[Dataset rows about figures]
[start]

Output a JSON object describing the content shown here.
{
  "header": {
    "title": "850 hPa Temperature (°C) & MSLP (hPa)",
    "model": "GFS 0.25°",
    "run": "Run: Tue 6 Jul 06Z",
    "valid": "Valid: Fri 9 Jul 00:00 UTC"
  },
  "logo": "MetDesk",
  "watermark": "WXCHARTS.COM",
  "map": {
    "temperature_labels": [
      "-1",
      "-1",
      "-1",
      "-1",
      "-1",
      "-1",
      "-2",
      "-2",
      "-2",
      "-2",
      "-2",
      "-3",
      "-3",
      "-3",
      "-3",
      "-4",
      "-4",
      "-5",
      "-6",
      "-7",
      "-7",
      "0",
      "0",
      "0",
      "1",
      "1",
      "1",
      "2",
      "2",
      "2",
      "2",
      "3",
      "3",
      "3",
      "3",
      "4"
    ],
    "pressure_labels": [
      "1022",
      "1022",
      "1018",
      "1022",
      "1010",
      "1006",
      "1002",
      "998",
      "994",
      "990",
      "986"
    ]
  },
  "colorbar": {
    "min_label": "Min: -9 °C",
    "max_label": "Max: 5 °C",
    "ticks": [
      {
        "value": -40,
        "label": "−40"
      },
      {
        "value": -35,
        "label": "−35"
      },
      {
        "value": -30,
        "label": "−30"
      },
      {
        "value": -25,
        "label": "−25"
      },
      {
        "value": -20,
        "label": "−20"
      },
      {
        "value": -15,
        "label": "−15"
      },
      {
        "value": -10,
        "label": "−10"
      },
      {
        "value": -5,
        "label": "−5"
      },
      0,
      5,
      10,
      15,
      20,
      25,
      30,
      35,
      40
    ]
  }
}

[end]

**THE REQUEST:** Every record above needs to be repeated word for word.

**RESPONSE TO THE EXERCISE:**
Output a JSON object describing the content shown here.
{
  "header": {
    "title": "850 hPa Temperature (°C) & MSLP (hPa)",
    "model": "GFS 0.25°",
    "run": "Run: Tue 6 Jul 06Z",
    "valid": "Valid: Fri 9 Jul 00:00 UTC"
  },
  "logo": "MetDesk",
  "watermark": "WXCHARTS.COM",
  "map": {
    "temperature_labels": [
      "-1",
      "-1",
      "-1",
      "-1",
      "-1",
      "-1",
      "-2",
      "-2",
      "-2",
      "-2",
      "-2",
      "-3",
      "-3",
      "-3",
      "-3",
      "-4",
      "-4",
      "-5",
      "-6",
      "-7",
      "-7",
      "0",
      "0",
      "0",
      "1",
      "1",
      "1",
      "2",
      "2",
      "2",
      "2",
      "3",
      "3",
      "3",
      "3",
      "4"
    ],
    "pressure_labels": [
      "1022",
      "1022",
      "1018",
      "1022",
      "1010",
      "1006",
      "1002",
      "998",
      "994",
      "990",
      "986"
    ]
  },
  "colorbar": {
    "min_label": "Min: -9 °C",
    "max_label": "Max: 5 °C",
    "ticks": [
      {
        "value": -40,
        "label": "−40"
      },
      {
        "value": -35,
        "label": "−35"
      },
      {
        "value": -30,
        "label": "−30"
      },
      {
        "value": -25,
        "label": "−25"
      },
      {
        "value": -20,
        "label": "−20"
      },
      {
        "value": -15,
        "label": "−15"
      },
      {
        "value": -10,
        "label": "−10"
      },
      {
        "value": -5,
        "label": "−5"
      },
      0,
      5,
      10,
      15,
      20,
      25,
      30,
      35,
      40
    ]
  }
}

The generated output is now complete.